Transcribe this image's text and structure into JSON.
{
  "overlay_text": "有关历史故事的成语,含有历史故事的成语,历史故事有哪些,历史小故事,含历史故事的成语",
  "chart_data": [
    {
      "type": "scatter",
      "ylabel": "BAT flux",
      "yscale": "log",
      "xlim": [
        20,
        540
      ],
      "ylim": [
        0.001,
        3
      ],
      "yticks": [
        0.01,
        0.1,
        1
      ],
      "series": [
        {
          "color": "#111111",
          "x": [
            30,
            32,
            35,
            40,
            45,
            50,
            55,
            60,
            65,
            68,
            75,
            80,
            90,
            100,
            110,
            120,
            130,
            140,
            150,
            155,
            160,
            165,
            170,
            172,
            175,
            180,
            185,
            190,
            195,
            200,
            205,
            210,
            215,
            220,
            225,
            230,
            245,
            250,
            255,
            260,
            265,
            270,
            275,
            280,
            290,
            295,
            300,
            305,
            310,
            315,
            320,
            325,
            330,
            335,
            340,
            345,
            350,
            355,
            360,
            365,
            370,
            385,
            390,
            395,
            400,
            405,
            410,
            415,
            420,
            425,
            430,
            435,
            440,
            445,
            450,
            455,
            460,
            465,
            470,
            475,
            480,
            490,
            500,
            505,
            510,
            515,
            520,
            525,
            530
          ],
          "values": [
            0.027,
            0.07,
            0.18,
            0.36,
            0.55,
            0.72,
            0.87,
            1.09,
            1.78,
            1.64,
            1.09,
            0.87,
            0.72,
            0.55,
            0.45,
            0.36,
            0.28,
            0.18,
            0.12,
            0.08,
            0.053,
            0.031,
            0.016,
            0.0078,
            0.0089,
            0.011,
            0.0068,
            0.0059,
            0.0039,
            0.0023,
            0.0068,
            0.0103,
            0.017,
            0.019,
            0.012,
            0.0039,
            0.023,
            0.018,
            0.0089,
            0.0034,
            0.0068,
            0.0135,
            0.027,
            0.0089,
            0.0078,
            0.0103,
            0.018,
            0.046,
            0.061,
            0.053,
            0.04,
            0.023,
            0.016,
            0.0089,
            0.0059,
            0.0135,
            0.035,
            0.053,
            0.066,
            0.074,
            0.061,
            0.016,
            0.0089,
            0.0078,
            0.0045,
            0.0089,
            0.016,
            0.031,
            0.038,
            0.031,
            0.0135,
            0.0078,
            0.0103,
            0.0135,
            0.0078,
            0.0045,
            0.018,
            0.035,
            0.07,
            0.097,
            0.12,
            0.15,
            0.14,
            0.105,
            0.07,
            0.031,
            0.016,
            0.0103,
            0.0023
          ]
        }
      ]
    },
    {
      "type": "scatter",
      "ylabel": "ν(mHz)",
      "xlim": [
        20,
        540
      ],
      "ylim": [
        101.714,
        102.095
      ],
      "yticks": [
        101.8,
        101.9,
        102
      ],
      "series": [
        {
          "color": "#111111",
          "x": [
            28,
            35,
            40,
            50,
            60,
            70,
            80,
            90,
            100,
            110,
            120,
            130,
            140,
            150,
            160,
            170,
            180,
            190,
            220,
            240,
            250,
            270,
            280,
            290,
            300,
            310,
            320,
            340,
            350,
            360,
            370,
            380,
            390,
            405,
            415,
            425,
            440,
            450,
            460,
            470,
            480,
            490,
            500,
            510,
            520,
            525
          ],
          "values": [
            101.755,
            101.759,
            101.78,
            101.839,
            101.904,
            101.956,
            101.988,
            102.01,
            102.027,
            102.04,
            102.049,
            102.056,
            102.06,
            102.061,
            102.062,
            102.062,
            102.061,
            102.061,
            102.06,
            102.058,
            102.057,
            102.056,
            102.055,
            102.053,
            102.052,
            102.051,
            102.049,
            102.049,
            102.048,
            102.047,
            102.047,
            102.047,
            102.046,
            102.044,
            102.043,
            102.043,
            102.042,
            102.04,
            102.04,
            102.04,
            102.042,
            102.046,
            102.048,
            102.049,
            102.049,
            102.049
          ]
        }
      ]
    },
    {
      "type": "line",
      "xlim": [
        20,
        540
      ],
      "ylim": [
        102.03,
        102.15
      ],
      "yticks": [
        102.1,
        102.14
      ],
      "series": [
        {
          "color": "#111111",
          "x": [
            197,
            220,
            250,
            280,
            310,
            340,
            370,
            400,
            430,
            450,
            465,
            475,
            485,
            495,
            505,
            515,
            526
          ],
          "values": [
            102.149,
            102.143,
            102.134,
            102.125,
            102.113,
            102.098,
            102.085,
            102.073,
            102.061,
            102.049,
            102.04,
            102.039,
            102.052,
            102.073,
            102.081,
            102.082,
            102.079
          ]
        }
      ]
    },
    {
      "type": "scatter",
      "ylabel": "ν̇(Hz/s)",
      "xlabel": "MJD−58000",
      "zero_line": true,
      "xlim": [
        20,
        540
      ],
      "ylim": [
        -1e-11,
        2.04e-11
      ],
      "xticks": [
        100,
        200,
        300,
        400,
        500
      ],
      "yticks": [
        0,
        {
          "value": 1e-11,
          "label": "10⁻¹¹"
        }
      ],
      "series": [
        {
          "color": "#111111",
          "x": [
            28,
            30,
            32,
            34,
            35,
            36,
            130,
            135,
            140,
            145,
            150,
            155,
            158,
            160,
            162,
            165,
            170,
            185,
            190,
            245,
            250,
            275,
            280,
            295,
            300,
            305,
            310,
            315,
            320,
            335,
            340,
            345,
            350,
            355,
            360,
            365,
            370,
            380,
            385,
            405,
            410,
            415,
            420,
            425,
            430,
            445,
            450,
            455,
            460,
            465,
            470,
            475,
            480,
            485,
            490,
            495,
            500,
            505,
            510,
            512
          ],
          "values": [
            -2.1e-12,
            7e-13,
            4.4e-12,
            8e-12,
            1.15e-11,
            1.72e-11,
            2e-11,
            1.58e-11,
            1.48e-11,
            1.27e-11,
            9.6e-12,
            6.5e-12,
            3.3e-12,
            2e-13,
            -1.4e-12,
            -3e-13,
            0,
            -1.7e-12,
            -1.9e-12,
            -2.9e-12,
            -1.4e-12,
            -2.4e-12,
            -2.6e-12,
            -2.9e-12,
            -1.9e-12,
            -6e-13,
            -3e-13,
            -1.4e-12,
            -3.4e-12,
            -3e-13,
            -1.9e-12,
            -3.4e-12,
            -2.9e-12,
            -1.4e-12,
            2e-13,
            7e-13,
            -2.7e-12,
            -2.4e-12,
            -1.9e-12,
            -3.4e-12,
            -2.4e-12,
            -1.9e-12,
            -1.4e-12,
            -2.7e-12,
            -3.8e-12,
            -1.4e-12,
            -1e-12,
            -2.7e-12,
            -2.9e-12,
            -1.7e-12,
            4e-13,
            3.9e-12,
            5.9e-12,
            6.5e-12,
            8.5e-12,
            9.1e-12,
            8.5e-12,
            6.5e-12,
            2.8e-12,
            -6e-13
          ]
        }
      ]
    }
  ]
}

### WHAT THE TASK REQUIRES
Return the entries in full, keeping every line exactly as it is.

### WRITTEN SOLUTION
Transcribe this image's text and structure into JSON.
{
  "overlay_text": "有关历史故事的成语,含有历史故事的成语,历史故事有哪些,历史小故事,含历史故事的成语",
  "chart_data": [
    {
      "type": "scatter",
      "ylabel": "BAT flux",
      "yscale": "log",
      "xlim": [
        20,
        540
      ],
      "ylim": [
        0.001,
        3
      ],
      "yticks": [
        0.01,
        0.1,
        1
      ],
      "series": [
        {
          "color": "#111111",
          "x": [
            30,
            32,
            35,
            40,
            45,
            50,
            55,
            60,
            65,
            68,
            75,
            80,
            90,
            100,
            110,
            120,
            130,
            140,
            150,
            155,
            160,
            165,
            170,
            172,
            175,
            180,
            185,
            190,
            195,
            200,
            205,
            210,
            215,
            220,
            225,
            230,
            245,
            250,
            255,
            260,
            265,
            270,
            275,
            280,
            290,
            295,
            300,
            305,
            310,
            315,
            320,
            325,
            330,
            335,
            340,
            345,
            350,
            355,
            360,
            365,
            370,
            385,
            390,
            395,
            400,
            405,
            410,
            415,
            420,
            425,
            430,
            435,
            440,
            445,
            450,
            455,
            460,
            465,
            470,
            475,
            480,
            490,
            500,
            505,
            510,
            515,
            520,
            525,
            530
          ],
          "values": [
            0.027,
            0.07,
            0.18,
            0.36,
            0.55,
            0.72,
            0.87,
            1.09,
            1.78,
            1.64,
            1.09,
            0.87,
            0.72,
            0.55,
            0.45,
            0.36,
            0.28,
            0.18,
            0.12,
            0.08,
            0.053,
            0.031,
            0.016,
            0.0078,
            0.0089,
            0.011,
            0.0068,
            0.0059,
            0.0039,
            0.0023,
            0.0068,
            0.0103,
            0.017,
            0.019,
            0.012,
            0.0039,
            0.023,
            0.018,
            0.0089,
            0.0034,
            0.0068,
            0.0135,
            0.027,
            0.0089,
            0.0078,
            0.0103,
            0.018,
            0.046,
            0.061,
            0.053,
            0.04,
            0.023,
            0.016,
            0.0089,
            0.0059,
            0.0135,
            0.035,
            0.053,
            0.066,
            0.074,
            0.061,
            0.016,
            0.0089,
            0.0078,
            0.0045,
            0.0089,
            0.016,
            0.031,
            0.038,
            0.031,
            0.0135,
            0.0078,
            0.0103,
            0.0135,
            0.0078,
            0.0045,
            0.018,
            0.035,
            0.07,
            0.097,
            0.12,
            0.15,
            0.14,
            0.105,
            0.07,
            0.031,
            0.016,
            0.0103,
            0.0023
          ]
        }
      ]
    },
    {
      "type": "scatter",
      "ylabel": "ν(mHz)",
      "xlim": [
        20,
        540
      ],
      "ylim": [
        101.714,
        102.095
      ],
      "yticks": [
        101.8,
        101.9,
        102
      ],
      "series": [
        {
          "color": "#111111",
          "x": [
            28,
            35,
            40,
            50,
            60,
            70,
            80,
            90,
            100,
            110,
            120,
            130,
            140,
            150,
            160,
            170,
            180,
            190,
            220,
            240,
            250,
            270,
            280,
            290,
            300,
            310,
            320,
            340,
            350,
            360,
            370,
            380,
            390,
            405,
            415,
            425,
            440,
            450,
            460,
            470,
            480,
            490,
            500,
            510,
            520,
            525
          ],
          "values": [
            101.755,
            101.759,
            101.78,
            101.839,
            101.904,
            101.956,
            101.988,
            102.01,
            102.027,
            102.04,
            102.049,
            102.056,
            102.06,
            102.061,
            102.062,
            102.062,
            102.061,
            102.061,
            102.06,
            102.058,
            102.057,
            102.056,
            102.055,
            102.053,
            102.052,
            102.051,
            102.049,
            102.049,
            102.048,
            102.047,
            102.047,
            102.047,
            102.046,
            102.044,
            102.043,
            102.043,
            102.042,
            102.04,
            102.04,
            102.04,
            102.042,
            102.046,
            102.048,
            102.049,
            102.049,
            102.049
          ]
        }
      ]
    },
    {
      "type": "line",
      "xlim": [
        20,
        540
      ],
      "ylim": [
        102.03,
        102.15
      ],
      "yticks": [
        102.1,
        102.14
      ],
      "series": [
        {
          "color": "#111111",
          "x": [
            197,
            220,
            250,
            280,
            310,
            340,
            370,
            400,
            430,
            450,
            465,
            475,
            485,
            495,
            505,
            515,
            526
          ],
          "values": [
            102.149,
            102.143,
            102.134,
            102.125,
            102.113,
            102.098,
            102.085,
            102.073,
            102.061,
            102.049,
            102.04,
            102.039,
            102.052,
            102.073,
            102.081,
            102.082,
            102.079
          ]
        }
      ]
    },
    {
      "type": "scatter",
      "ylabel": "ν̇(Hz/s)",
      "xlabel": "MJD−58000",
      "zero_line": true,
      "xlim": [
        20,
        540
      ],
      "ylim": [
        -1e-11,
        2.04e-11
      ],
      "xticks": [
        100,
        200,
        300,
        400,
        500
      ],
      "yticks": [
        0,
        {
          "value": 1e-11,
          "label": "10⁻¹¹"
        }
      ],
      "series": [
        {
          "color": "#111111",
          "x": [
            28,
            30,
            32,
            34,
            35,
            36,
            130,
            135,
            140,
            145,
            150,
            155,
            158,
            160,
            162,
            165,
            170,
            185,
            190,
            245,
            250,
            275,
            280,
            295,
            300,
            305,
            310,
            315,
            320,
            335,
            340,
            345,
            350,
            355,
            360,
            365,
            370,
            380,
            385,
            405,
            410,
            415,
            420,
            425,
            430,
            445,
            450,
            455,
            460,
            465,
            470,
            475,
            480,
            485,
            490,
            495,
            500,
            505,
            510,
            512
          ],
          "values": [
            -2.1e-12,
            7e-13,
            4.4e-12,
            8e-12,
            1.15e-11,
            1.72e-11,
            2e-11,
            1.58e-11,
            1.48e-11,
            1.27e-11,
            9.6e-12,
            6.5e-12,
            3.3e-12,
            2e-13,
            -1.4e-12,
            -3e-13,
            0,
            -1.7e-12,
            -1.9e-12,
            -2.9e-12,
            -1.4e-12,
            -2.4e-12,
            -2.6e-12,
            -2.9e-12,
            -1.9e-12,
            -6e-13,
            -3e-13,
            -1.4e-12,
            -3.4e-12,
            -3e-13,
            -1.9e-12,
            -3.4e-12,
            -2.9e-12,
            -1.4e-12,
            2e-13,
            7e-13,
            -2.7e-12,
            -2.4e-12,
            -1.9e-12,
            -3.4e-12,
            -2.4e-12,
            -1.9e-12,
            -1.4e-12,
            -2.7e-12,
            -3.8e-12,
            -1.4e-12,
            -1e-12,
            -2.7e-12,
            -2.9e-12,
            -1.7e-12,
            4e-13,
            3.9e-12,
            5.9e-12,
            6.5e-12,
            8.5e-12,
            9.1e-12,
            8.5e-12,
            6.5e-12,
            2.8e-12,
            -6e-13
          ]
        }
      ]
    }
  ]
}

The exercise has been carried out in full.